EXERCISE AIM >>
Comb through the entries for "JSON" and pull out each line that holds it.

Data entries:
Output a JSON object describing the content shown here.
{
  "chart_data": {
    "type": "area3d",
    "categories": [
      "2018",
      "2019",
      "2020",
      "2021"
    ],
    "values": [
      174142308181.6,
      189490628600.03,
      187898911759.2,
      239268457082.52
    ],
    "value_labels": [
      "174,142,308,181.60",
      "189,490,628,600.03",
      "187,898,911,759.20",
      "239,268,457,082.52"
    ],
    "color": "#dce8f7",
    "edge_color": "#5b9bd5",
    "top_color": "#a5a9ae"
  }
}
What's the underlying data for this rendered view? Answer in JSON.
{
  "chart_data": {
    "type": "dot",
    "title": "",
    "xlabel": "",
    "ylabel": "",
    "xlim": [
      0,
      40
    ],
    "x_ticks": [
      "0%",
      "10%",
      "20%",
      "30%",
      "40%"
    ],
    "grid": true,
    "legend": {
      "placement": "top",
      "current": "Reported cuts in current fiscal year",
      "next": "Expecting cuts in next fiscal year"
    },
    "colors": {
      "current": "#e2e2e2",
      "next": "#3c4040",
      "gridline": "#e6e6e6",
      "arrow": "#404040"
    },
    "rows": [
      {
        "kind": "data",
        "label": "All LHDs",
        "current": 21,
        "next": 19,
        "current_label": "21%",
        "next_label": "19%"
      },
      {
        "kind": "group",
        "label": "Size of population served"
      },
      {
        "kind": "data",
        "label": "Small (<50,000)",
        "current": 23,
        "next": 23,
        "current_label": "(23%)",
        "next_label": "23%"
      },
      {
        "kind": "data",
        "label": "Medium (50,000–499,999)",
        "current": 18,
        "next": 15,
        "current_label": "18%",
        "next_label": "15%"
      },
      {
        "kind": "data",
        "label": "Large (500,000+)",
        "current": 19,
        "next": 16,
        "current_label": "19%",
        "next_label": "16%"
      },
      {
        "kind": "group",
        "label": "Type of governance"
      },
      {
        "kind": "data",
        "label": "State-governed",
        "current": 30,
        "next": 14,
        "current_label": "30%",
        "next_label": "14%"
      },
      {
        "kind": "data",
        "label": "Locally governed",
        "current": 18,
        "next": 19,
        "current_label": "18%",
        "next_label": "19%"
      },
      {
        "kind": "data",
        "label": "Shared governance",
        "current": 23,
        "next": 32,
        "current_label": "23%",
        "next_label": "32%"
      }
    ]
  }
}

ANSWER FOR THE TASK >>
Output a JSON object describing the content shown here.
What's the underlying data for this rendered view? Answer in JSON.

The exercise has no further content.